┌─ INFORMATION PROVIDED

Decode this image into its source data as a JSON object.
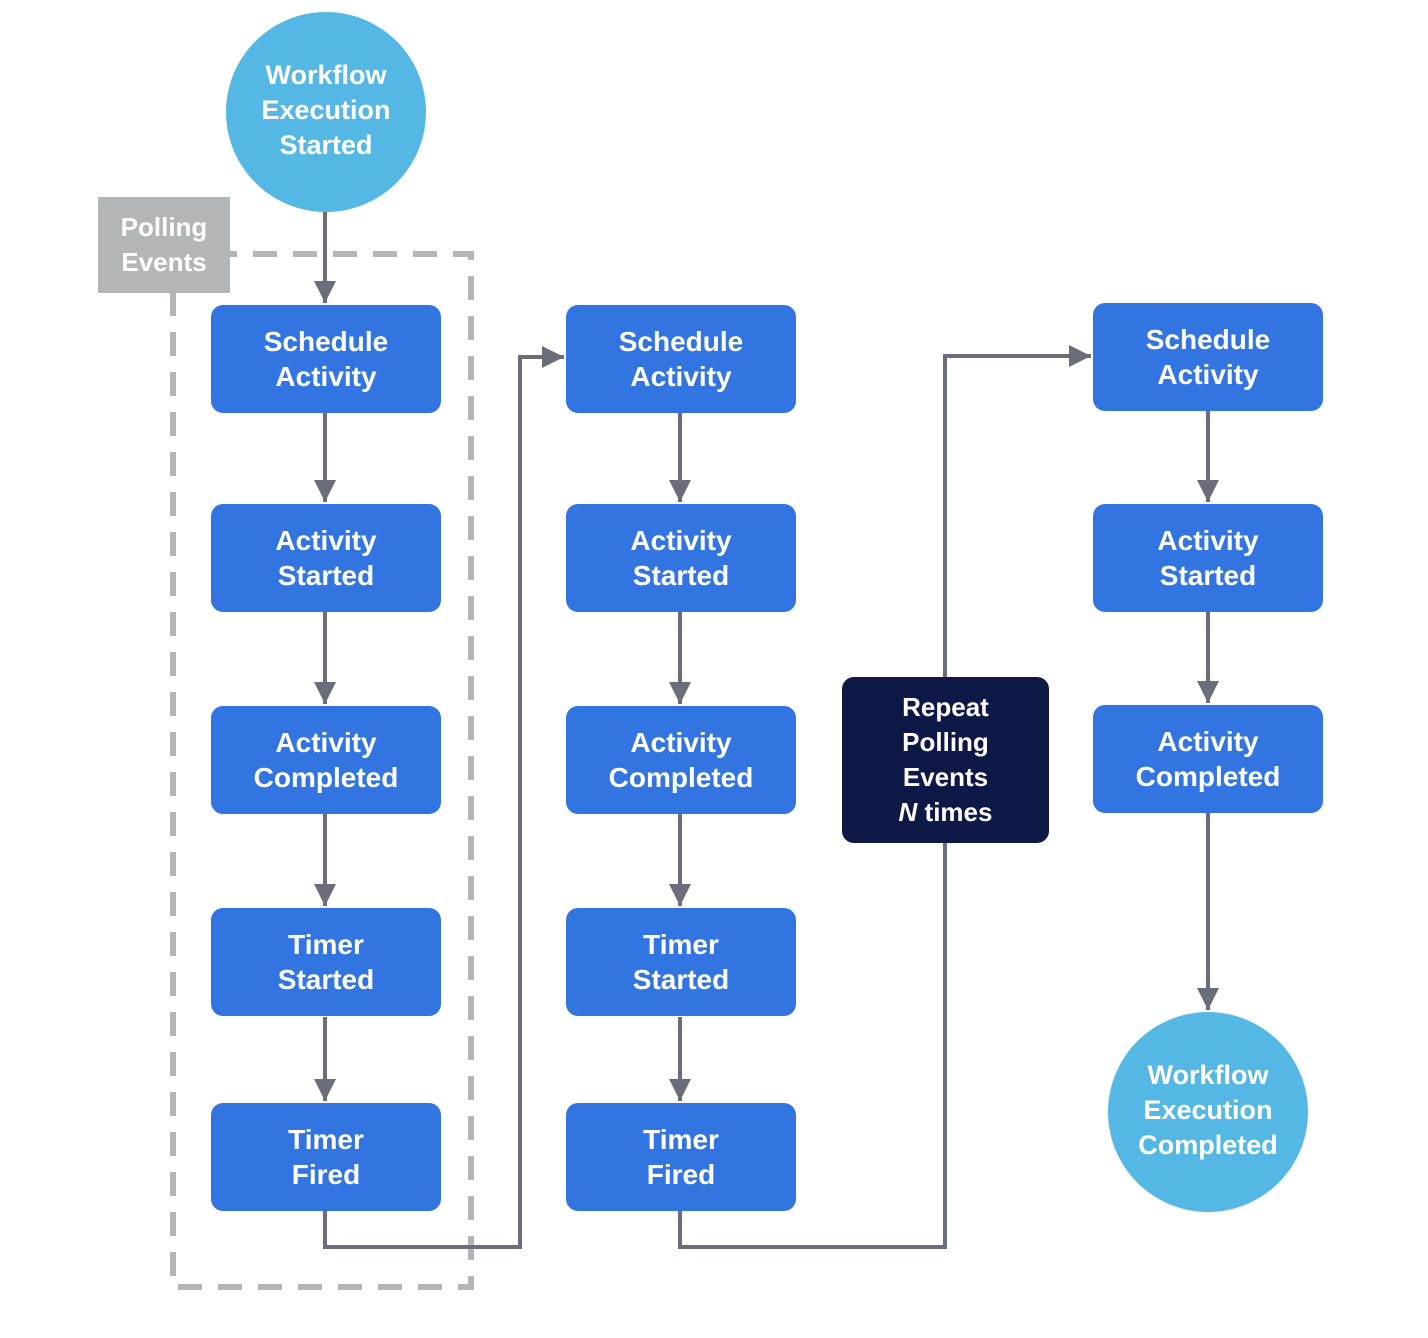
{
  "diagram": {
    "start": {
      "lines": [
        "Workflow",
        "Execution",
        "Started"
      ]
    },
    "end": {
      "lines": [
        "Workflow",
        "Execution",
        "Completed"
      ]
    },
    "polling_group_label": {
      "lines": [
        "Polling",
        "Events"
      ]
    },
    "columns": [
      {
        "nodes": [
          {
            "lines": [
              "Schedule",
              "Activity"
            ]
          },
          {
            "lines": [
              "Activity",
              "Started"
            ]
          },
          {
            "lines": [
              "Activity",
              "Completed"
            ]
          },
          {
            "lines": [
              "Timer",
              "Started"
            ]
          },
          {
            "lines": [
              "Timer",
              "Fired"
            ]
          }
        ]
      },
      {
        "nodes": [
          {
            "lines": [
              "Schedule",
              "Activity"
            ]
          },
          {
            "lines": [
              "Activity",
              "Started"
            ]
          },
          {
            "lines": [
              "Activity",
              "Completed"
            ]
          },
          {
            "lines": [
              "Timer",
              "Started"
            ]
          },
          {
            "lines": [
              "Timer",
              "Fired"
            ]
          }
        ]
      },
      {
        "nodes": [
          {
            "lines": [
              "Schedule",
              "Activity"
            ]
          },
          {
            "lines": [
              "Activity",
              "Started"
            ]
          },
          {
            "lines": [
              "Activity",
              "Completed"
            ]
          }
        ]
      }
    ],
    "repeat": {
      "lines": [
        "Repeat",
        "Polling",
        "Events"
      ],
      "n_symbol": "N",
      "n_suffix": " times"
    },
    "colors": {
      "event_box": "#3375e0",
      "terminal_circle": "#55b8e4",
      "repeat_box": "#0d1847",
      "connector": "#6b6d7b",
      "polling_group": "#b3b6b7"
    }
  }
}
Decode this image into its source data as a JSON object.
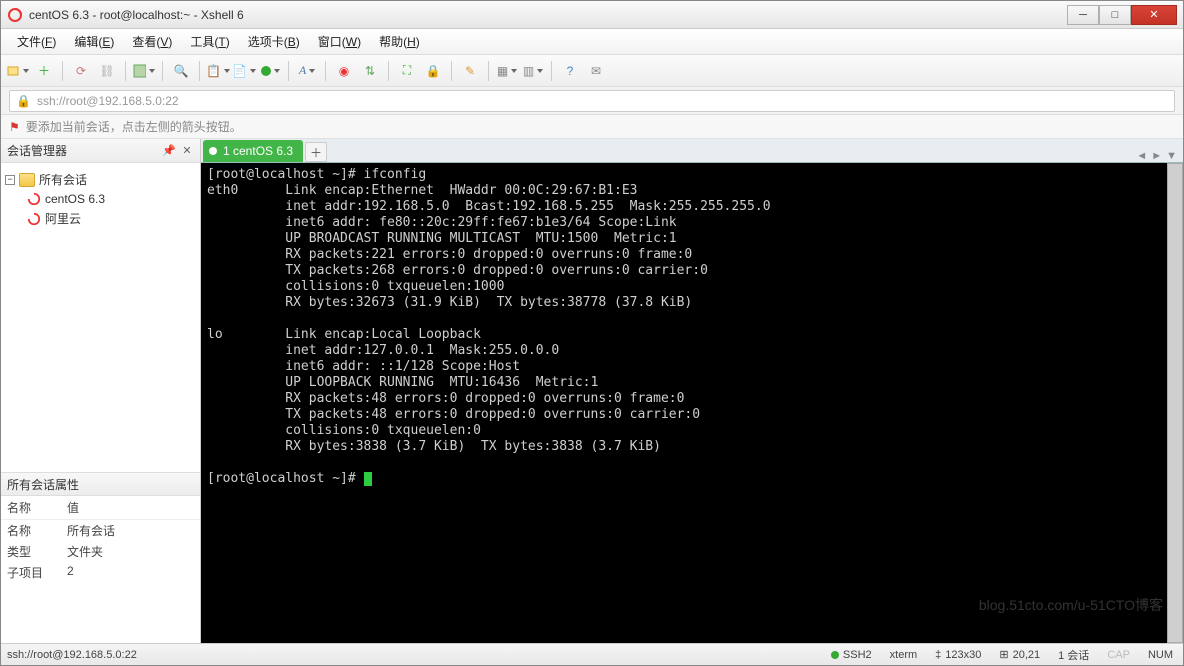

└─

- **WORK TO COMPLETE**: Copy the records exactly. Skip the pictures.

- **EXERCISE ANSWER**:
Decode this image into its source data as a JSON object.
{
  "diagram": {
    "start": {
      "lines": [
        "Workflow",
        "Execution",
        "Started"
      ]
    },
    "end": {
      "lines": [
        "Workflow",
        "Execution",
        "Completed"
      ]
    },
    "polling_group_label": {
      "lines": [
        "Polling",
        "Events"
      ]
    },
    "columns": [
      {
        "nodes": [
          {
            "lines": [
              "Schedule",
              "Activity"
            ]
          },
          {
            "lines": [
              "Activity",
              "Started"
            ]
          },
          {
            "lines": [
              "Activity",
              "Completed"
            ]
          },
          {
            "lines": [
              "Timer",
              "Started"
            ]
          },
          {
            "lines": [
              "Timer",
              "Fired"
            ]
          }
        ]
      },
      {
        "nodes": [
          {
            "lines": [
              "Schedule",
              "Activity"
            ]
          },
          {
            "lines": [
              "Activity",
              "Started"
            ]
          },
          {
            "lines": [
              "Activity",
              "Completed"
            ]
          },
          {
            "lines": [
              "Timer",
              "Started"
            ]
          },
          {
            "lines": [
              "Timer",
              "Fired"
            ]
          }
        ]
      },
      {
        "nodes": [
          {
            "lines": [
              "Schedule",
              "Activity"
            ]
          },
          {
            "lines": [
              "Activity",
              "Started"
            ]
          },
          {
            "lines": [
              "Activity",
              "Completed"
            ]
          }
        ]
      }
    ],
    "repeat": {
      "lines": [
        "Repeat",
        "Polling",
        "Events"
      ],
      "n_symbol": "N",
      "n_suffix": " times"
    },
    "colors": {
      "event_box": "#3375e0",
      "terminal_circle": "#55b8e4",
      "repeat_box": "#0d1847",
      "connector": "#6b6d7b",
      "polling_group": "#b3b6b7"
    }
  }
}
Decode this image into its source data as a JSON object.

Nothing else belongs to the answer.